**DIRECTIONS FOR THIS TASK**
Find each line with the word "책임연구관" and copy it.

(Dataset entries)

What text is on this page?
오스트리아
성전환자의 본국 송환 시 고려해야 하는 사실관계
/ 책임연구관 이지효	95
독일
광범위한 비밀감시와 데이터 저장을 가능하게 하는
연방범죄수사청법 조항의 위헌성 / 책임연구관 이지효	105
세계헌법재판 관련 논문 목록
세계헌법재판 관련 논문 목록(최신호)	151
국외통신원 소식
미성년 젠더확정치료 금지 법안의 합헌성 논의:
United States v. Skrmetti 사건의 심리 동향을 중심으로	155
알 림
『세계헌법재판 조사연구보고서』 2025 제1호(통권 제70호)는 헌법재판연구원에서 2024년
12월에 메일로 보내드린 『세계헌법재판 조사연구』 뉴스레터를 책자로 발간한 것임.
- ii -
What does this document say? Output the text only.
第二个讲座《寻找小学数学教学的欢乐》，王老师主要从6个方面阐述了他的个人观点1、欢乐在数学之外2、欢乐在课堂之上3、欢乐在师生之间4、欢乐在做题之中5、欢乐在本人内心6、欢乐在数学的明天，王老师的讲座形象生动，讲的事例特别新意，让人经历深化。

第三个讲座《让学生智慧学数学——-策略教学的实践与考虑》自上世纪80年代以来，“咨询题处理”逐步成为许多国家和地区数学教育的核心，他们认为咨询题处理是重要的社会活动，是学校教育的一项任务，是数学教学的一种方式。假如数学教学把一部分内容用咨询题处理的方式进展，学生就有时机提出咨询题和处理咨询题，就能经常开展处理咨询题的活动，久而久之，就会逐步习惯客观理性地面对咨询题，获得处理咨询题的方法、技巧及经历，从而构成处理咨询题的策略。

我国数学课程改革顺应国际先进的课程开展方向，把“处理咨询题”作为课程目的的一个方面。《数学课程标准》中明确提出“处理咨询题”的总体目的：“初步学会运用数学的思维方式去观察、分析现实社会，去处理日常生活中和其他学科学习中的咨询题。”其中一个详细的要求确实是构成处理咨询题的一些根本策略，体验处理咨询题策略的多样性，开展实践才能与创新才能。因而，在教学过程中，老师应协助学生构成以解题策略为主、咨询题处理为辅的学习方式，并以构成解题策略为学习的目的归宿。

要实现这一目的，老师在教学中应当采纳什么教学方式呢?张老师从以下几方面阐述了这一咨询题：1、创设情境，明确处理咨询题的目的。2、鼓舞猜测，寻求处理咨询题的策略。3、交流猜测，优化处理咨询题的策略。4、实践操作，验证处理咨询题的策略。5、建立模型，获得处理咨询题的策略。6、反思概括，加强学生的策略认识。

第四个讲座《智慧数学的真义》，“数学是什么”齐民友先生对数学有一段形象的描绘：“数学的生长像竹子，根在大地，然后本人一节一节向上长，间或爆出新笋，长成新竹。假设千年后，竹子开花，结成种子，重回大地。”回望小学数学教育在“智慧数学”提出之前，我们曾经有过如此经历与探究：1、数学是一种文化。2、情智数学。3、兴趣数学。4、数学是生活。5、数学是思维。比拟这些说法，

**EXERCISE RESULT**
/ 책임연구관 이지효	95
연방범죄수사청법 조항의 위헌성 / 책임연구관 이지효	105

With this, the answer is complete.